#### Exercise details:
Reproduce each of the rows below word for word, keeping their order.

────

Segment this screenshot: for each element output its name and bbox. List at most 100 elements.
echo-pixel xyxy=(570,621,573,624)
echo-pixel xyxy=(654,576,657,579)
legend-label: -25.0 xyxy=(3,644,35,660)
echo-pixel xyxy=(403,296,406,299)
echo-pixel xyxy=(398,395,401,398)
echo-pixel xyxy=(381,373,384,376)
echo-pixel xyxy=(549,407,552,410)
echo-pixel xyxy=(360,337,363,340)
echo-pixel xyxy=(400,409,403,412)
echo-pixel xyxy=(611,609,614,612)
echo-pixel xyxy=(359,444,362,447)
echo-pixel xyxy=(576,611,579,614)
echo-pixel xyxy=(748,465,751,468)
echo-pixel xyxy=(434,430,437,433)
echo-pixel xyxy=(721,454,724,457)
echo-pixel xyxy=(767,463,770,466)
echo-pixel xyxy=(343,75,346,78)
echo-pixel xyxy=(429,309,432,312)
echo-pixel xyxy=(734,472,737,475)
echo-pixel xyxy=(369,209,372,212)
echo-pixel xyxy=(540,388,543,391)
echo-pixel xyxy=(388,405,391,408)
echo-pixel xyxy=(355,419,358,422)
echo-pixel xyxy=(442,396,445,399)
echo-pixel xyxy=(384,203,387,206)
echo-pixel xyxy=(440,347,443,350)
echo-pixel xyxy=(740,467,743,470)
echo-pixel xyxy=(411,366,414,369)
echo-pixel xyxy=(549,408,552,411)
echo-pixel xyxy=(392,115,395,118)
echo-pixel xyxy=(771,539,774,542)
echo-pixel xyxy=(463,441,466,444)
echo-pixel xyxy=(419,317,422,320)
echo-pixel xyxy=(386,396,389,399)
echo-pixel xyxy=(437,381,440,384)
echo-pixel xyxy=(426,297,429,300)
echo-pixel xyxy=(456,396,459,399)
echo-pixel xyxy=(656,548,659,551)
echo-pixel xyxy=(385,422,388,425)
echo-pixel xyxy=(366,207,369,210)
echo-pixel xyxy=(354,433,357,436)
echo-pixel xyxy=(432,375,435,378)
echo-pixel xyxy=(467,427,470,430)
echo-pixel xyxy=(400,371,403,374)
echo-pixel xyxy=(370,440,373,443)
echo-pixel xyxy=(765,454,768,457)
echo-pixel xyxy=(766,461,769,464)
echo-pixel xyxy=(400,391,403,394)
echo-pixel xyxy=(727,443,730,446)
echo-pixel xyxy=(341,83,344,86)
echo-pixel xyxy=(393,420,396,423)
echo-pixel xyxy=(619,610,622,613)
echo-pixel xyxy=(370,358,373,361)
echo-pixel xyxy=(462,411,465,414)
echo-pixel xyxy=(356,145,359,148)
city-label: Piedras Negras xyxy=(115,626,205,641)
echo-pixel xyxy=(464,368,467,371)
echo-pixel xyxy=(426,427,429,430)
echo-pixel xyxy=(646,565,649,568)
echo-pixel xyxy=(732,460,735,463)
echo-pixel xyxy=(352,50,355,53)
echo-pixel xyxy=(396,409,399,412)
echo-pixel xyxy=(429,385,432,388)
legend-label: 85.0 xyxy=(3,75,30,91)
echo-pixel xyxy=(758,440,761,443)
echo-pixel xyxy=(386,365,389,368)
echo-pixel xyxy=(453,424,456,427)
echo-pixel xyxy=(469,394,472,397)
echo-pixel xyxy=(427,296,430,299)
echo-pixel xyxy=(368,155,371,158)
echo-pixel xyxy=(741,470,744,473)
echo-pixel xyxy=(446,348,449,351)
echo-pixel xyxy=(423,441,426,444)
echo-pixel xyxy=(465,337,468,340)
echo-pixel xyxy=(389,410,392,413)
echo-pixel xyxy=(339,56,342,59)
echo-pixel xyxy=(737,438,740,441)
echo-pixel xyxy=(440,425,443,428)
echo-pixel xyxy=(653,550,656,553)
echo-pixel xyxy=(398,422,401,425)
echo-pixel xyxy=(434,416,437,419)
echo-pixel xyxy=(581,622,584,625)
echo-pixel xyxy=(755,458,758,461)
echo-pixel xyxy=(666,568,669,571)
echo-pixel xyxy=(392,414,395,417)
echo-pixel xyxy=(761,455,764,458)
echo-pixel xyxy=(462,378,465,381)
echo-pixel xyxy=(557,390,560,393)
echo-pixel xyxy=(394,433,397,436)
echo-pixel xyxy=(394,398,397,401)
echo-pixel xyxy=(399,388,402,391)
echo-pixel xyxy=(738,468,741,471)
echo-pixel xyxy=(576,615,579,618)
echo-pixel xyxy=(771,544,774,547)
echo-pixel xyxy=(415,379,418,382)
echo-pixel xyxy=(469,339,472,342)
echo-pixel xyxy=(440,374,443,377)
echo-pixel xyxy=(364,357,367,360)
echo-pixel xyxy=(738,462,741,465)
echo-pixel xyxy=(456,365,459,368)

────

#### Task solution:
Segment this screenshot: for each element output its name and bbox. List at most 100 elements.
echo-pixel xyxy=(570,621,573,624)
echo-pixel xyxy=(654,576,657,579)
legend-label: -25.0 xyxy=(3,644,35,660)
echo-pixel xyxy=(403,296,406,299)
echo-pixel xyxy=(398,395,401,398)
echo-pixel xyxy=(381,373,384,376)
echo-pixel xyxy=(549,407,552,410)
echo-pixel xyxy=(360,337,363,340)
echo-pixel xyxy=(400,409,403,412)
echo-pixel xyxy=(611,609,614,612)
echo-pixel xyxy=(359,444,362,447)
echo-pixel xyxy=(576,611,579,614)
echo-pixel xyxy=(748,465,751,468)
echo-pixel xyxy=(434,430,437,433)
echo-pixel xyxy=(721,454,724,457)
echo-pixel xyxy=(767,463,770,466)
echo-pixel xyxy=(343,75,346,78)
echo-pixel xyxy=(429,309,432,312)
echo-pixel xyxy=(734,472,737,475)
echo-pixel xyxy=(369,209,372,212)
echo-pixel xyxy=(540,388,543,391)
echo-pixel xyxy=(388,405,391,408)
echo-pixel xyxy=(355,419,358,422)
echo-pixel xyxy=(442,396,445,399)
echo-pixel xyxy=(384,203,387,206)
echo-pixel xyxy=(440,347,443,350)
echo-pixel xyxy=(740,467,743,470)
echo-pixel xyxy=(411,366,414,369)
echo-pixel xyxy=(549,408,552,411)
echo-pixel xyxy=(392,115,395,118)
echo-pixel xyxy=(771,539,774,542)
echo-pixel xyxy=(463,441,466,444)
echo-pixel xyxy=(419,317,422,320)
echo-pixel xyxy=(386,396,389,399)
echo-pixel xyxy=(437,381,440,384)
echo-pixel xyxy=(426,297,429,300)
echo-pixel xyxy=(456,396,459,399)
echo-pixel xyxy=(656,548,659,551)
echo-pixel xyxy=(385,422,388,425)
echo-pixel xyxy=(366,207,369,210)
echo-pixel xyxy=(354,433,357,436)
echo-pixel xyxy=(432,375,435,378)
echo-pixel xyxy=(467,427,470,430)
echo-pixel xyxy=(400,371,403,374)
echo-pixel xyxy=(370,440,373,443)
echo-pixel xyxy=(765,454,768,457)
echo-pixel xyxy=(766,461,769,464)
echo-pixel xyxy=(400,391,403,394)
echo-pixel xyxy=(727,443,730,446)
echo-pixel xyxy=(341,83,344,86)
echo-pixel xyxy=(393,420,396,423)
echo-pixel xyxy=(619,610,622,613)
echo-pixel xyxy=(370,358,373,361)
echo-pixel xyxy=(462,411,465,414)
echo-pixel xyxy=(356,145,359,148)
city-label: Piedras Negras xyxy=(115,626,205,641)
echo-pixel xyxy=(464,368,467,371)
echo-pixel xyxy=(426,427,429,430)
echo-pixel xyxy=(646,565,649,568)
echo-pixel xyxy=(732,460,735,463)
echo-pixel xyxy=(352,50,355,53)
echo-pixel xyxy=(396,409,399,412)
echo-pixel xyxy=(429,385,432,388)
legend-label: 85.0 xyxy=(3,75,30,91)
echo-pixel xyxy=(758,440,761,443)
echo-pixel xyxy=(386,365,389,368)
echo-pixel xyxy=(453,424,456,427)
echo-pixel xyxy=(469,394,472,397)
echo-pixel xyxy=(427,296,430,299)
echo-pixel xyxy=(368,155,371,158)
echo-pixel xyxy=(741,470,744,473)
echo-pixel xyxy=(446,348,449,351)
echo-pixel xyxy=(423,441,426,444)
echo-pixel xyxy=(465,337,468,340)
echo-pixel xyxy=(389,410,392,413)
echo-pixel xyxy=(339,56,342,59)
echo-pixel xyxy=(737,438,740,441)
echo-pixel xyxy=(440,425,443,428)
echo-pixel xyxy=(653,550,656,553)
echo-pixel xyxy=(398,422,401,425)
echo-pixel xyxy=(434,416,437,419)
echo-pixel xyxy=(581,622,584,625)
echo-pixel xyxy=(755,458,758,461)
echo-pixel xyxy=(666,568,669,571)
echo-pixel xyxy=(392,414,395,417)
echo-pixel xyxy=(761,455,764,458)
echo-pixel xyxy=(462,378,465,381)
echo-pixel xyxy=(557,390,560,393)
echo-pixel xyxy=(394,433,397,436)
echo-pixel xyxy=(394,398,397,401)
echo-pixel xyxy=(399,388,402,391)
echo-pixel xyxy=(738,468,741,471)
echo-pixel xyxy=(576,615,579,618)
echo-pixel xyxy=(771,544,774,547)
echo-pixel xyxy=(415,379,418,382)
echo-pixel xyxy=(469,339,472,342)
echo-pixel xyxy=(440,374,443,377)
echo-pixel xyxy=(364,357,367,360)
echo-pixel xyxy=(738,462,741,465)
echo-pixel xyxy=(456,365,459,368)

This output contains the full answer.